- _Document segment_

Henderson Motorsports is an American professional stock car racing team that currently competes in the NASCAR Craftsman Truck Series, fielding the No. 75 Chevrolet Silverado part-time for Parker Kligerman. The team previously competed in the Winston Cup Series, Busch Series, and Hooters Pro Cup Series.

History

Winston Cup Series

Car No. 26 history
The team fielded a part-time car from 1982 to 1984. They would make a combined 24 races with Teague, Ronnie Hopkins, and Morgan Shepherd. Their best finish would be 11th with Teague, and they would shift their sole focus to Busch series racing after the spring Martinsville race in 1984.

Drivers
Brad Teague (1982)

Ronnie Hopkins (1983)

Morgan Shepherd (1984)

Busch Series

Car No. 5 history
The No. 5 was used in the two 1995 and the first 1996 Bristol races by short track ringer and former full-time Henderson Motorsports driver Brad Teague. The 1995 races would see him run alongside the full-time No. 75, while the 1996 race would see him as the only Henderson Motorsports car to make the field. These races would see a best finish of 7th and a worst of 32nd, in the first and last races respectively.

- _Provided records_
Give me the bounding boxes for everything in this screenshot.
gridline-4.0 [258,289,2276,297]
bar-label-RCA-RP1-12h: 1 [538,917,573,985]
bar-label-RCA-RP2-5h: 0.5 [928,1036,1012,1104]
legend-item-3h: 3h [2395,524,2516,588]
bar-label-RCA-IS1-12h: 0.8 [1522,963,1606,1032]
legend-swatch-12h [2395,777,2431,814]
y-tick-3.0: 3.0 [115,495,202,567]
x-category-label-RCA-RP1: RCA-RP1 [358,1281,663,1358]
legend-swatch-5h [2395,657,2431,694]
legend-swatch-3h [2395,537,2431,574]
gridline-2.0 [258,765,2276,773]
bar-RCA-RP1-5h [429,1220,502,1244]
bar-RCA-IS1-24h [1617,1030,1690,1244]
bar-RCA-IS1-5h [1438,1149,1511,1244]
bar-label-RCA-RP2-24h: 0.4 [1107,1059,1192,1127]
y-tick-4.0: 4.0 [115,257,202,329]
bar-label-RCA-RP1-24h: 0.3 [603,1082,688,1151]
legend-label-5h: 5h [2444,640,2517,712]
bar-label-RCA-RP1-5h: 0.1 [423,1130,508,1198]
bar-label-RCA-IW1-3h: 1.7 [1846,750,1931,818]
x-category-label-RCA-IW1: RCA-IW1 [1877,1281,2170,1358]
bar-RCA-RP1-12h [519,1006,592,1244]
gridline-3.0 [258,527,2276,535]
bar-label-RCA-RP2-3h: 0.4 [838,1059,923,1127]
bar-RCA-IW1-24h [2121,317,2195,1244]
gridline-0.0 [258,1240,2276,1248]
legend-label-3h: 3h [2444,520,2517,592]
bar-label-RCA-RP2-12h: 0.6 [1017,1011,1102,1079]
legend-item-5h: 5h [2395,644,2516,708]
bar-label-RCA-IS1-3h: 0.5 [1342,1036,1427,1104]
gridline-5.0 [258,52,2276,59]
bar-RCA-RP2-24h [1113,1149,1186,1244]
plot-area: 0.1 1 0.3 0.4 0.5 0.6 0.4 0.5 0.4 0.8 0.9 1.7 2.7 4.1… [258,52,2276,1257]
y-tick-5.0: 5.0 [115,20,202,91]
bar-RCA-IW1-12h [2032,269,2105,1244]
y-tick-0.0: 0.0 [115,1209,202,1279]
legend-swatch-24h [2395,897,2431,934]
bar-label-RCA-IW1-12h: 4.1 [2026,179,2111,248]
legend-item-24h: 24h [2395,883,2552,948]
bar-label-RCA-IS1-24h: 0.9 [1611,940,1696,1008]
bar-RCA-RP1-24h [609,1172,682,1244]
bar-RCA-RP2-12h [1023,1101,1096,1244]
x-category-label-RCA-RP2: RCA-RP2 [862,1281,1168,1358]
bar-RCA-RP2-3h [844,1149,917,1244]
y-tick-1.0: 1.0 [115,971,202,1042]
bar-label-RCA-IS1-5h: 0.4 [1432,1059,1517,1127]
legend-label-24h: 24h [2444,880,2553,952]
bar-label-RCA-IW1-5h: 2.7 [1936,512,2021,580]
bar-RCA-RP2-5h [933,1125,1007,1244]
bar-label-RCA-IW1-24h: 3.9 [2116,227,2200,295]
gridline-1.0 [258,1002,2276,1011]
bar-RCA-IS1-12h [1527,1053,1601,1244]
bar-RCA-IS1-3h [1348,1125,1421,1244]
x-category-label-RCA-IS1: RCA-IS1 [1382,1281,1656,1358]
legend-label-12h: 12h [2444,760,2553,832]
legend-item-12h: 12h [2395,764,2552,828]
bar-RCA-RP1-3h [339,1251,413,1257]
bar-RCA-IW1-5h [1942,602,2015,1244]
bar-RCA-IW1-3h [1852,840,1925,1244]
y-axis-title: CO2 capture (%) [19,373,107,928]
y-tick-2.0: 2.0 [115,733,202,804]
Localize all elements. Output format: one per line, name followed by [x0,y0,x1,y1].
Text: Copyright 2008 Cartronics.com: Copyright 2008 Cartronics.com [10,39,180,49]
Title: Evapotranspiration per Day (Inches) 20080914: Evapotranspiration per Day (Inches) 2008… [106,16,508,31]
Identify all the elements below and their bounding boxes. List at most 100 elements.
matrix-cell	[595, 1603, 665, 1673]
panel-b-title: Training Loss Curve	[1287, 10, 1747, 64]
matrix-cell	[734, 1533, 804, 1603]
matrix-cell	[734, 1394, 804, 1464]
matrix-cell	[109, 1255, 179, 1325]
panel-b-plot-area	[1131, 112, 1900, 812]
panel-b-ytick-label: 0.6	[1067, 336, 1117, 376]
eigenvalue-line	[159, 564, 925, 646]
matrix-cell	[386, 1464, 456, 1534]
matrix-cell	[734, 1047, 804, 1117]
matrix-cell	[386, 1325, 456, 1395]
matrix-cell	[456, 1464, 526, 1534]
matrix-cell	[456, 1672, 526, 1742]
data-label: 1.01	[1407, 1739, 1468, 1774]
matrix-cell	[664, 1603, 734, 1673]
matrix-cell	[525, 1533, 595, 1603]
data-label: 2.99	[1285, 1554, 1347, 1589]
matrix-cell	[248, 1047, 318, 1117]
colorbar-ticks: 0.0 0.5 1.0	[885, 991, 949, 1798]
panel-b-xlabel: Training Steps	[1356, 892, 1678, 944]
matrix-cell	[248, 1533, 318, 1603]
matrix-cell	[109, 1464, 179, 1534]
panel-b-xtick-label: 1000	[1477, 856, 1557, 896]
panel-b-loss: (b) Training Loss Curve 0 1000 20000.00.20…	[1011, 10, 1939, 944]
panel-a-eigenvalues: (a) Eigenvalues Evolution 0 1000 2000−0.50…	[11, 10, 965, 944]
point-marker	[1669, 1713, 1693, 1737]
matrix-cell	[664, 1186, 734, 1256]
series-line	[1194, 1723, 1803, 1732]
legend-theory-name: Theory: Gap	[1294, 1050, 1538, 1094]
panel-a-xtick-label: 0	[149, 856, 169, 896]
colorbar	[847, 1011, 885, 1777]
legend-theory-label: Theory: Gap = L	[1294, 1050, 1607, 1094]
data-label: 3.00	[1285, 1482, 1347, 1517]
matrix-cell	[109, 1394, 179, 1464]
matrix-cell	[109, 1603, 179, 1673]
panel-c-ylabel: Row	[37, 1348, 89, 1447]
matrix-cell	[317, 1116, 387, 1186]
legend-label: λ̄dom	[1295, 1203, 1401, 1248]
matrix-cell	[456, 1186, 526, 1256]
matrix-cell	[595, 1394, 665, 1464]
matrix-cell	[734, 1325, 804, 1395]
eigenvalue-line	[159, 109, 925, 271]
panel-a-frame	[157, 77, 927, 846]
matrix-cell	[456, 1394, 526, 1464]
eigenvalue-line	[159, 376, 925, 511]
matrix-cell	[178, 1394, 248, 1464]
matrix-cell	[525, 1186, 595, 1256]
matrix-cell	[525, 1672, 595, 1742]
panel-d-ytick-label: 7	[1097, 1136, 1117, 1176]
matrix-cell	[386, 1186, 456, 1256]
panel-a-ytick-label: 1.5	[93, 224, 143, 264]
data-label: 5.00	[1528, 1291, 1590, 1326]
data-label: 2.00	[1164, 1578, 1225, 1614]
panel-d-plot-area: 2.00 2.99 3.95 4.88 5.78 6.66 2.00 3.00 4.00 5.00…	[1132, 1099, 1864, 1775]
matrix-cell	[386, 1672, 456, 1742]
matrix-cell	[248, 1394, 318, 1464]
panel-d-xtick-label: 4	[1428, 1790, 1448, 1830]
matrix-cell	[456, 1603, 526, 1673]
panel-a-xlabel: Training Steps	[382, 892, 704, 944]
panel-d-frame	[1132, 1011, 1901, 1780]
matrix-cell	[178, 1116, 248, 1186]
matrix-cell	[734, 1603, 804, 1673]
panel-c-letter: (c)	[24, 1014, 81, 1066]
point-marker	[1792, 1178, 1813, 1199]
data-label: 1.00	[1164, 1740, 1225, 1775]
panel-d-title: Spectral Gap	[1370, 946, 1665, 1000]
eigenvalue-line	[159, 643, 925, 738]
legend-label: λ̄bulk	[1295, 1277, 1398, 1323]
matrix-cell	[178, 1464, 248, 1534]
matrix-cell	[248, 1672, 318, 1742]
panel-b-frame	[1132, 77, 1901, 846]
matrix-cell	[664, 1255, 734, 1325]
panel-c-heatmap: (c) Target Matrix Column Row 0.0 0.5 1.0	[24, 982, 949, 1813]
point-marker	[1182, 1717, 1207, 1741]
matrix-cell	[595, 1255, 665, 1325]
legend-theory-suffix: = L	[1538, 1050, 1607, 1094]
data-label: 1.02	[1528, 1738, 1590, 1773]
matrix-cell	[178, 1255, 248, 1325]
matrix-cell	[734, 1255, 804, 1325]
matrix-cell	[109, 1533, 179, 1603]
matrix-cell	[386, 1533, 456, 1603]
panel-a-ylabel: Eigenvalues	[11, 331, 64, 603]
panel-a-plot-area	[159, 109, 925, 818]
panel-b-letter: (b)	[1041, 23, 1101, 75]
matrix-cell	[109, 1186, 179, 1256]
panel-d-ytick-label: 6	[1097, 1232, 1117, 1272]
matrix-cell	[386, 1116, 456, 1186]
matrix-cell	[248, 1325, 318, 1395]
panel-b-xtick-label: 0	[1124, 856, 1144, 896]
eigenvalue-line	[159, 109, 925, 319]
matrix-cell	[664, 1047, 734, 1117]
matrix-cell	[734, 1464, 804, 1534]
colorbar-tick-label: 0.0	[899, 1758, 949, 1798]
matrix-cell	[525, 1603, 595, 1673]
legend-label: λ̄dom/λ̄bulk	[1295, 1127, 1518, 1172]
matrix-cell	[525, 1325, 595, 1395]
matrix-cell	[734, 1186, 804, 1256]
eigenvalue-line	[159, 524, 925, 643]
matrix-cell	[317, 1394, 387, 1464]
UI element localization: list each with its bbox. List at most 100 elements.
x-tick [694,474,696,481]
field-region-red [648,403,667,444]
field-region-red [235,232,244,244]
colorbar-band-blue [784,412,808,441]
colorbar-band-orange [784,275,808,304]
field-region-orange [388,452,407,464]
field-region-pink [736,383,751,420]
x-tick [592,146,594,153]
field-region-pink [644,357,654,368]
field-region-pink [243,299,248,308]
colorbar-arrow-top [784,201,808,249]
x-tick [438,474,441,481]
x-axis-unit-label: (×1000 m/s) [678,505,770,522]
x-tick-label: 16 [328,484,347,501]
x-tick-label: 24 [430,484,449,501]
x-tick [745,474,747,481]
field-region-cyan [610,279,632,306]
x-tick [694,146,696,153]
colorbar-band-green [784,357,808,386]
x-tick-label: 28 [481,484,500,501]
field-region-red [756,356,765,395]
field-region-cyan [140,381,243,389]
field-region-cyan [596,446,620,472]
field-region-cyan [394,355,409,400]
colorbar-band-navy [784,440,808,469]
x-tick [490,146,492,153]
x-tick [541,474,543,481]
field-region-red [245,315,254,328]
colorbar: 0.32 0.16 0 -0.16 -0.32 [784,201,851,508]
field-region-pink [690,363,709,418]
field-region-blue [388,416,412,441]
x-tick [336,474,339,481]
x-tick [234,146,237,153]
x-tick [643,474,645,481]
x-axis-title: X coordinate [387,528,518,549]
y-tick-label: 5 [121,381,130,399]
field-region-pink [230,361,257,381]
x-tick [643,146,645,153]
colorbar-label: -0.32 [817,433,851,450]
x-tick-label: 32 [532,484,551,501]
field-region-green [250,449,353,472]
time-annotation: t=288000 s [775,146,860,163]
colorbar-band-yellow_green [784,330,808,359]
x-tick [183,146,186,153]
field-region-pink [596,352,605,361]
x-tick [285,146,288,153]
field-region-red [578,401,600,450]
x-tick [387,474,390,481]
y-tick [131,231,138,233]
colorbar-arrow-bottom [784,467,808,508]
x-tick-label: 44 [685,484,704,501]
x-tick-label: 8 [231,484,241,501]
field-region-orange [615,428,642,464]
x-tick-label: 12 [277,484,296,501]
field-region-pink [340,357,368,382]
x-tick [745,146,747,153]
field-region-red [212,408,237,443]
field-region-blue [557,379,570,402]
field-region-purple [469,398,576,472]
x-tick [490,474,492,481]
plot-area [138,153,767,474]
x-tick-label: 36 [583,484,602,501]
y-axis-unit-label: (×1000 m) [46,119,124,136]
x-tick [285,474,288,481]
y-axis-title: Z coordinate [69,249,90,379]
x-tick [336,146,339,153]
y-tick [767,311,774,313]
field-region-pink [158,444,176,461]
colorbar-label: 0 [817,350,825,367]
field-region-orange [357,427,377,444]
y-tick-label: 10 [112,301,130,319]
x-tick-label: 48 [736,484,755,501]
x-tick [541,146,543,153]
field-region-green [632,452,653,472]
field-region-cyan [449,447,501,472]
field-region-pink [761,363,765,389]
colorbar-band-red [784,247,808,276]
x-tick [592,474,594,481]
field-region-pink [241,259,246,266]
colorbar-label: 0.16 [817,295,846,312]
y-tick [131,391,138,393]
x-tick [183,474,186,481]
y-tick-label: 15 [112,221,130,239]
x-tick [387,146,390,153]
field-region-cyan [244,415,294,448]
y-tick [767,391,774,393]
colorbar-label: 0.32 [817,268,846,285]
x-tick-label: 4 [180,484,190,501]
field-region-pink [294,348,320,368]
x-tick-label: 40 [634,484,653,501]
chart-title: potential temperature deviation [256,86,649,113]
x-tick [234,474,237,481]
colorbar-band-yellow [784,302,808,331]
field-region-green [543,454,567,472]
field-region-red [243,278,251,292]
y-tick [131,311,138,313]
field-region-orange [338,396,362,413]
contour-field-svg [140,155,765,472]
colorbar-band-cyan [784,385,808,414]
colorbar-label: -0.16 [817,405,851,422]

- _Tasks and exercises_
A – Format the records from their first line through the line containing "y-tick-3.0: 3.0 [115,495,202,567]", inclusive, as a Markdown table with the columns Row and Record Line, skipping any blank lines.
B – Resume the Henderson Motorsports history from the point where it stops.

- _Results of the tasks_
A –
| Row | Record Line |
|---|---|
| 1 | Give me the bounding boxes for everything in this screenshot. |
| 2 | gridline-4.0 [258,289,2276,297] |
| 3 | bar-label-RCA-RP1-12h: 1 [538,917,573,985] |
| 4 | bar-label-RCA-RP2-5h: 0.5 [928,1036,1012,1104] |
| 5 | legend-item-3h: 3h [2395,524,2516,588] |
| 6 | bar-label-RCA-IS1-12h: 0.8 [1522,963,1606,1032] |
| 7 | legend-swatch-12h [2395,777,2431,814] |
| 8 | y-tick-3.0: 3.0 [115,495,202,567] |

B –
Drivers
Brad Teague (1995-96)

Car No. 15 history
The No. 15 was first used for Henderson Motorsports' NASCAR debut, a one-race deal for Brad Teague. At the time he was also the driver for their Cup series team which would debut the following day. He finished 4th at the Busch series first trip to Bristol. The number would resurface fifteen years later for another one-race deal, as a second car alongside the main No. 75. With Brad Teague behind the wheel again for the first 1997 Bristol race, he would start and finish 22nd.

Drivers
Brad Teague (1982, 1997)

Car No. 66 history
The first time Henderson Motorsports ran a second car was for the second Bristol race in 1988. The number chosen was 66, and it was run by series regular  Geoffrey Bodine. After qualifying 3rd, he would have engine issues on lap 159 and finish 25th. No. 66 never appeared again for Henderson, nor did Geoffrey Bodine. Rusty Wallace was supposed to drive the #66 car for this race, but was involved in a crash in Cup practice, and was not able to drive, so the team chose Bodine as a last minute fill-in.

Drivers
Geoffrey Bodine (1988)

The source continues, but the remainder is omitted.